• Exercise directions:
State how many lines hold the string "with". Give the number and nothing else.

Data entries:
________________

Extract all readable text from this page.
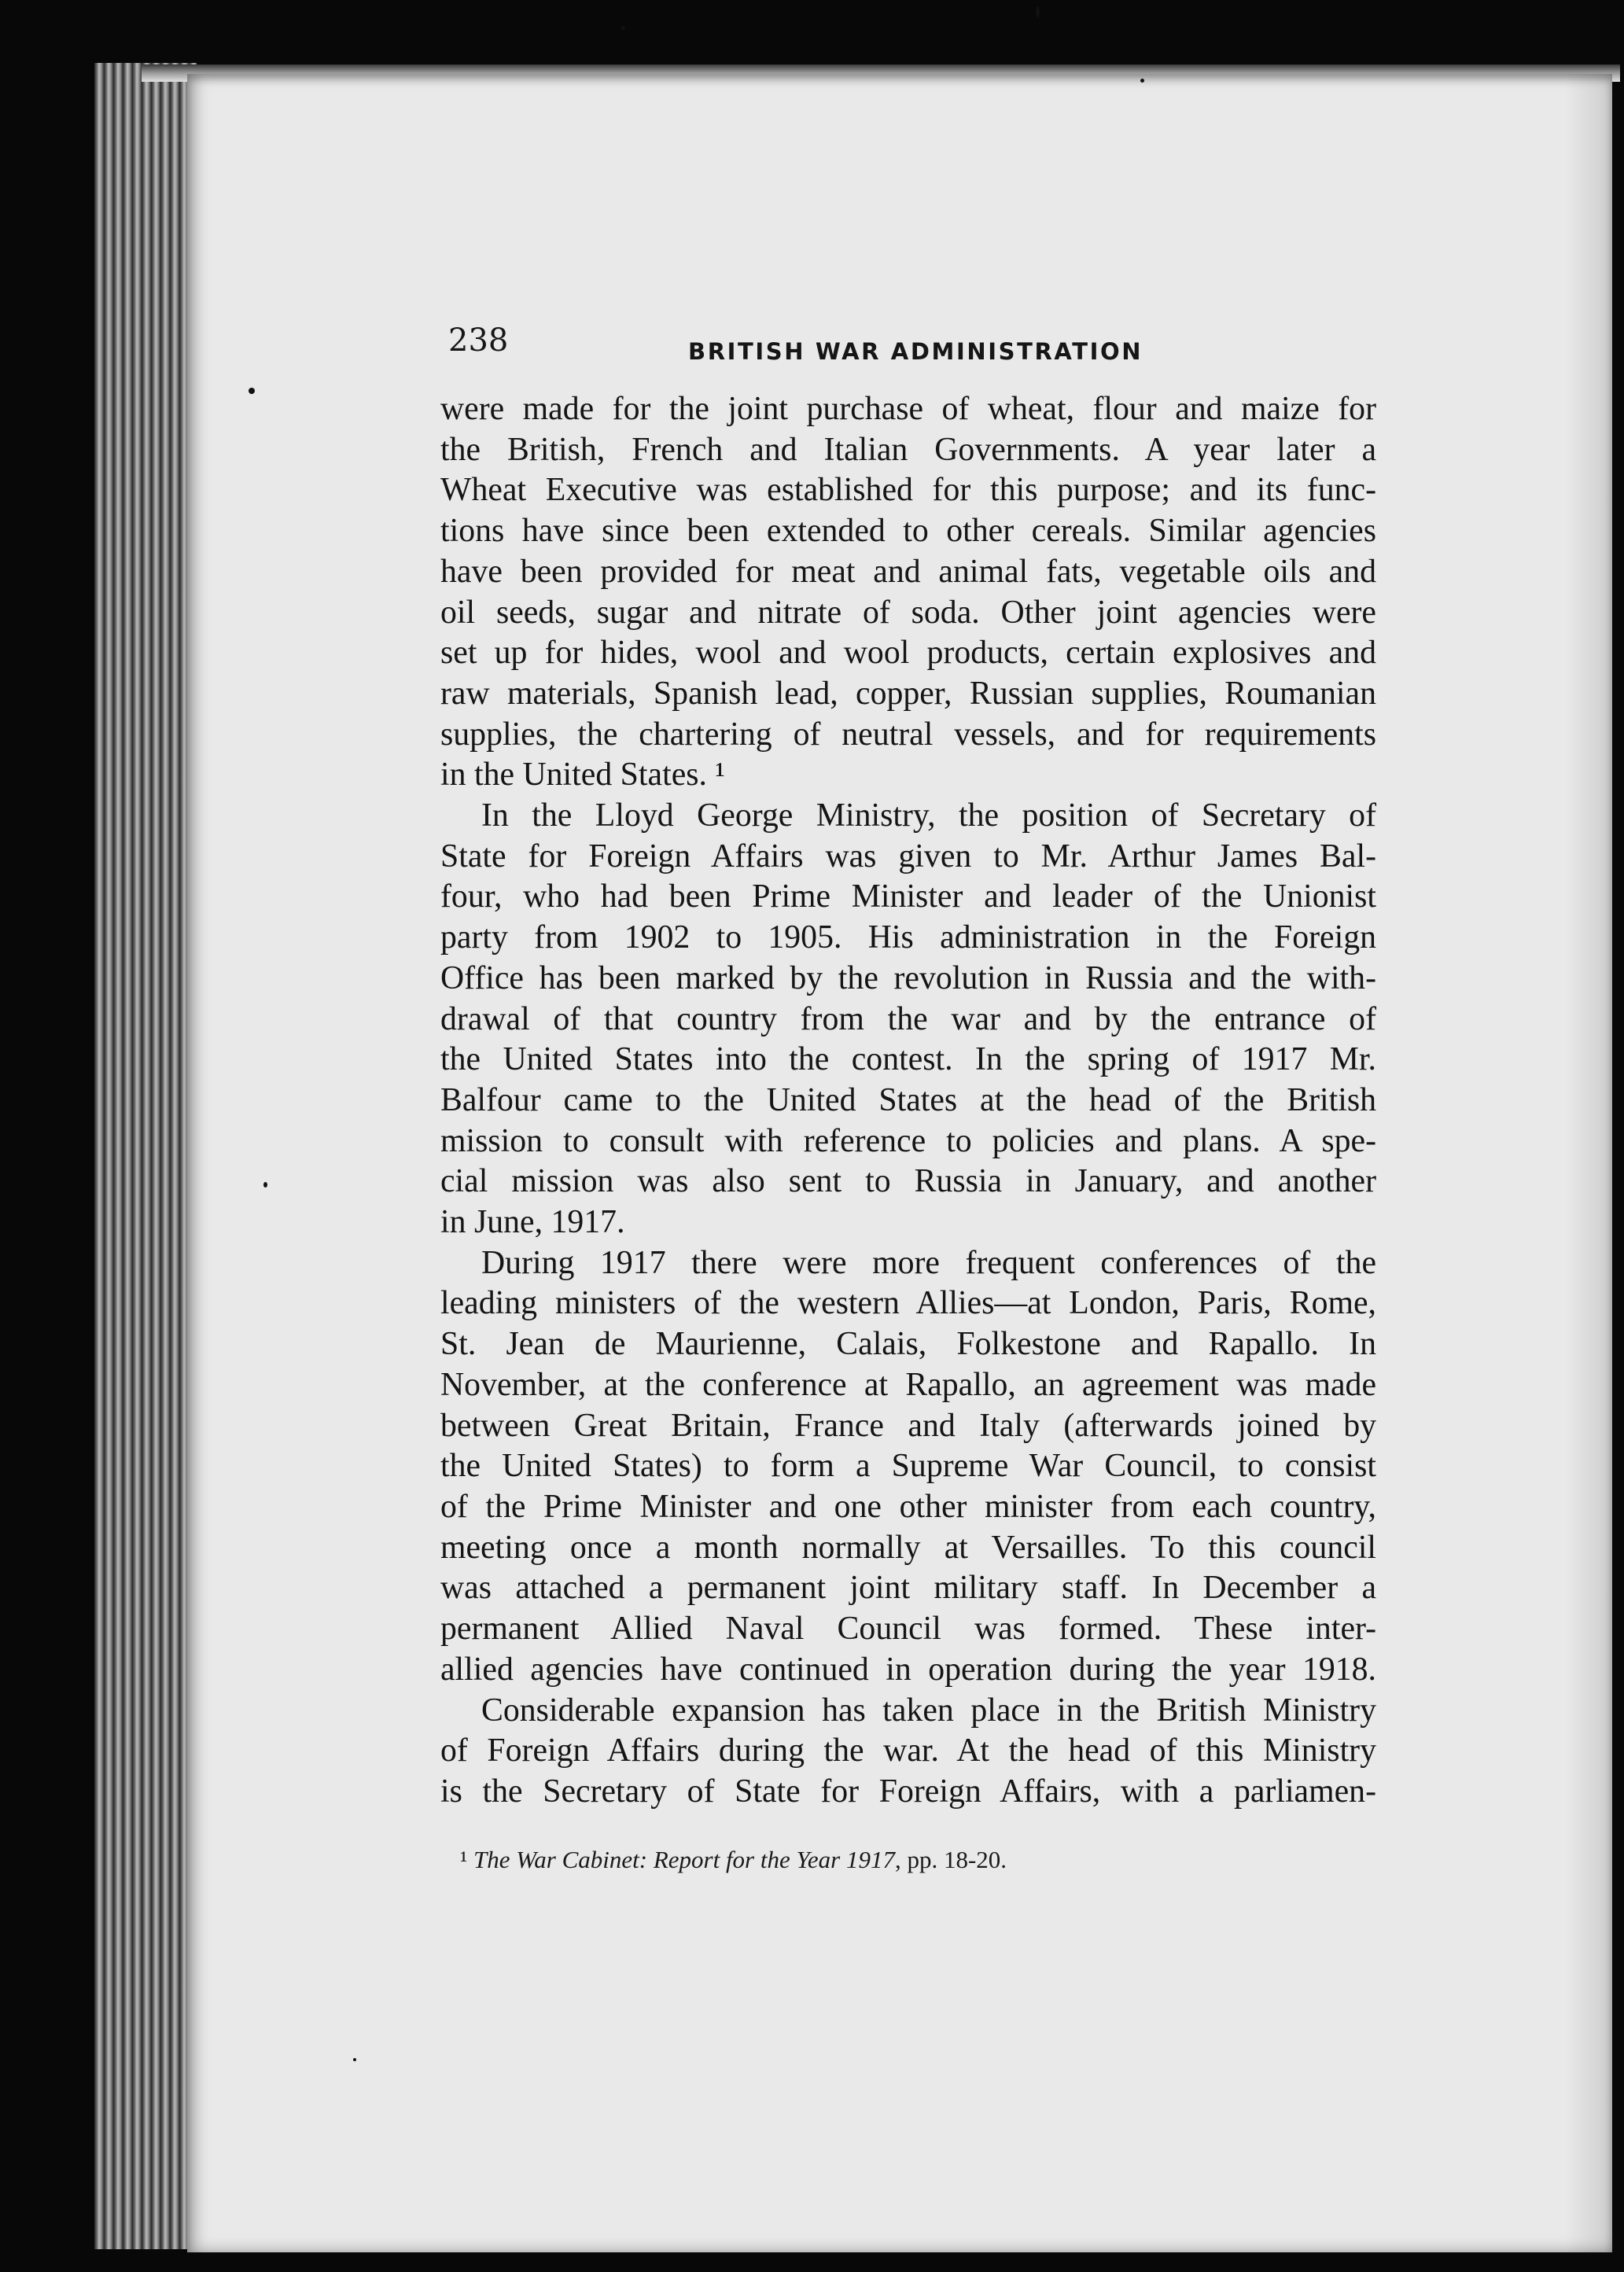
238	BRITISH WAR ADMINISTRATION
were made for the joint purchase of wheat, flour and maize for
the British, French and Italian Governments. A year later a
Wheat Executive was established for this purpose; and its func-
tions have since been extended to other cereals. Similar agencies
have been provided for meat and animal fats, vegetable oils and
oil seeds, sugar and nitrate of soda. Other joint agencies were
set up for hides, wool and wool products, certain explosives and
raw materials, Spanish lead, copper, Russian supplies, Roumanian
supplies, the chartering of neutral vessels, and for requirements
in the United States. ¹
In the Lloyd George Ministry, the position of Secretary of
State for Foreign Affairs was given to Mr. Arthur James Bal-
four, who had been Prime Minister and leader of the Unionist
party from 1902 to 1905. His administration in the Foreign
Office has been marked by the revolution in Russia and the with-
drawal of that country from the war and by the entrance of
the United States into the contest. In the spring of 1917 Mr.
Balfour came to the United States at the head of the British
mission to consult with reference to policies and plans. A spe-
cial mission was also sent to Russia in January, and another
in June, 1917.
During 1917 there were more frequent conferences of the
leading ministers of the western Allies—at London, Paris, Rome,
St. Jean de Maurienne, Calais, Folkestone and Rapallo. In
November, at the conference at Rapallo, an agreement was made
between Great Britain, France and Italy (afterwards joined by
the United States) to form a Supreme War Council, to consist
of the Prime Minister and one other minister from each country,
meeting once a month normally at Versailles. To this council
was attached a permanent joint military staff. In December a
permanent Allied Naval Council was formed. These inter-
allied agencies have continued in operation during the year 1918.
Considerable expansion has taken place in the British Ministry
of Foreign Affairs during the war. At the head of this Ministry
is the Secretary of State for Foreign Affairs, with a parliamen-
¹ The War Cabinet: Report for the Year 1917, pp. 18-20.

________________

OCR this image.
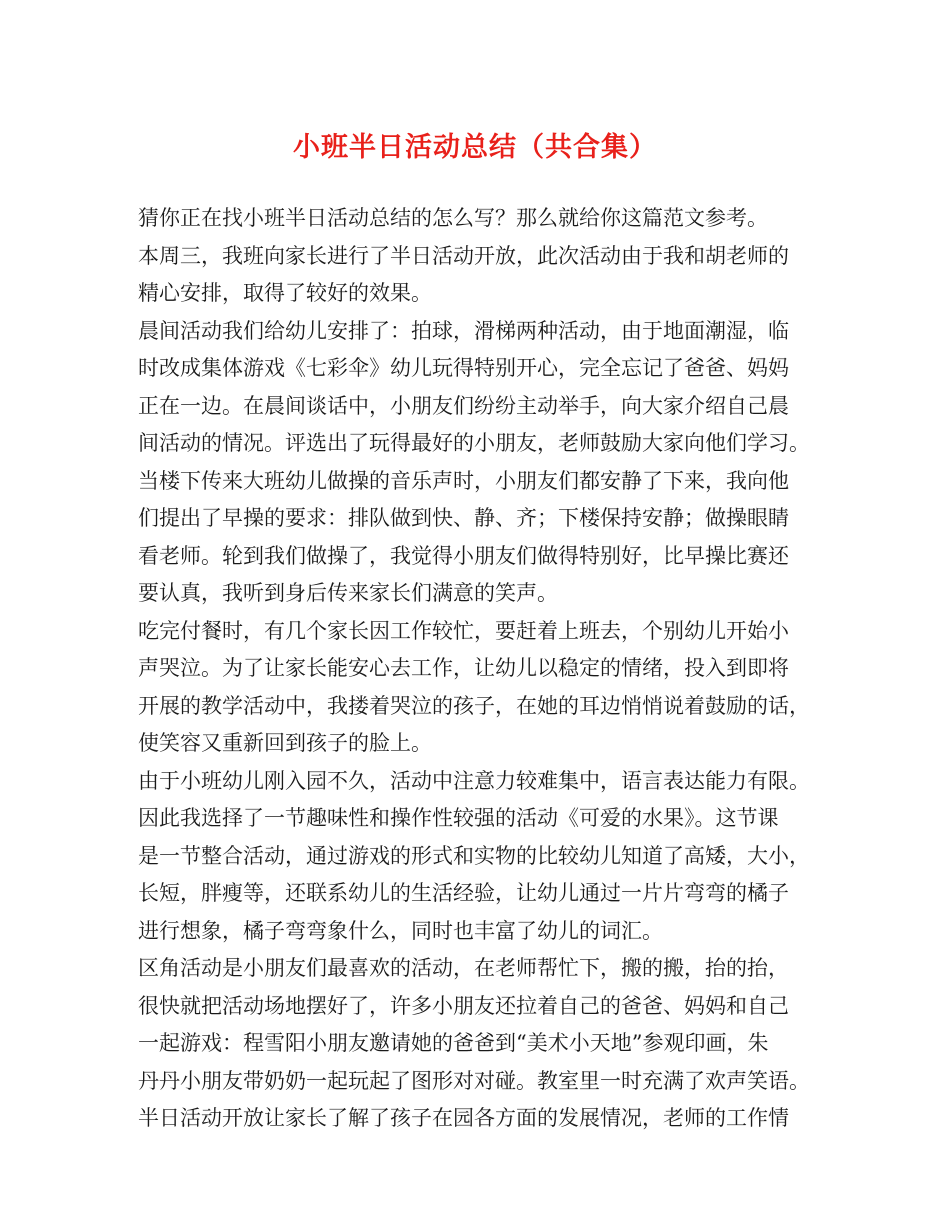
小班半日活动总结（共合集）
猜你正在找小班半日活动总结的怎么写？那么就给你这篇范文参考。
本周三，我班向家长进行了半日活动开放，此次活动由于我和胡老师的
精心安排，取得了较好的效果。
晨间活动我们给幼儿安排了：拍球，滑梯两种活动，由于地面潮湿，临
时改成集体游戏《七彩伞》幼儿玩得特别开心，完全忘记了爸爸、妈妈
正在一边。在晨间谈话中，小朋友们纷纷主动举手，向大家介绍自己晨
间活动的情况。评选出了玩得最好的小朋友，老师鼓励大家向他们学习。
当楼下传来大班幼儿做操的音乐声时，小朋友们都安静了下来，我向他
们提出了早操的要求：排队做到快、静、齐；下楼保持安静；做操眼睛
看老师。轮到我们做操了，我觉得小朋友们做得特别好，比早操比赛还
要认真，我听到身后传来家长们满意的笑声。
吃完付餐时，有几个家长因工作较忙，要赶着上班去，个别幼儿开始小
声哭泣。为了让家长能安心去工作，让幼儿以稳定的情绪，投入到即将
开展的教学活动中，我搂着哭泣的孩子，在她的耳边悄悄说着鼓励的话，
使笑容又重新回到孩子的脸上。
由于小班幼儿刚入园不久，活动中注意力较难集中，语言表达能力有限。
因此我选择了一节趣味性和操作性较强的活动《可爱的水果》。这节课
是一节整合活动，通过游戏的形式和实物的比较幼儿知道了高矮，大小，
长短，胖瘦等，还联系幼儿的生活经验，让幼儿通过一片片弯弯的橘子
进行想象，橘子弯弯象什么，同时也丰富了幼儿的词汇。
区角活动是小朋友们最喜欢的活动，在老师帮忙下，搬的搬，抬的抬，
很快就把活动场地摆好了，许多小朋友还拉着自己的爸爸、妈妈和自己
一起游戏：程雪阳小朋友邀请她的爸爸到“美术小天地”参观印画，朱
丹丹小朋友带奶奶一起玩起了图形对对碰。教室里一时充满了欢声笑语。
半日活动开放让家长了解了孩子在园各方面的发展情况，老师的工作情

________________

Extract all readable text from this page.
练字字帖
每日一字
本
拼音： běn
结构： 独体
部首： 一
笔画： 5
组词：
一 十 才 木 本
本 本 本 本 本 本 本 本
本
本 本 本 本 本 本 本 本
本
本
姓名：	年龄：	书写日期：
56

________________

• Written solution:
3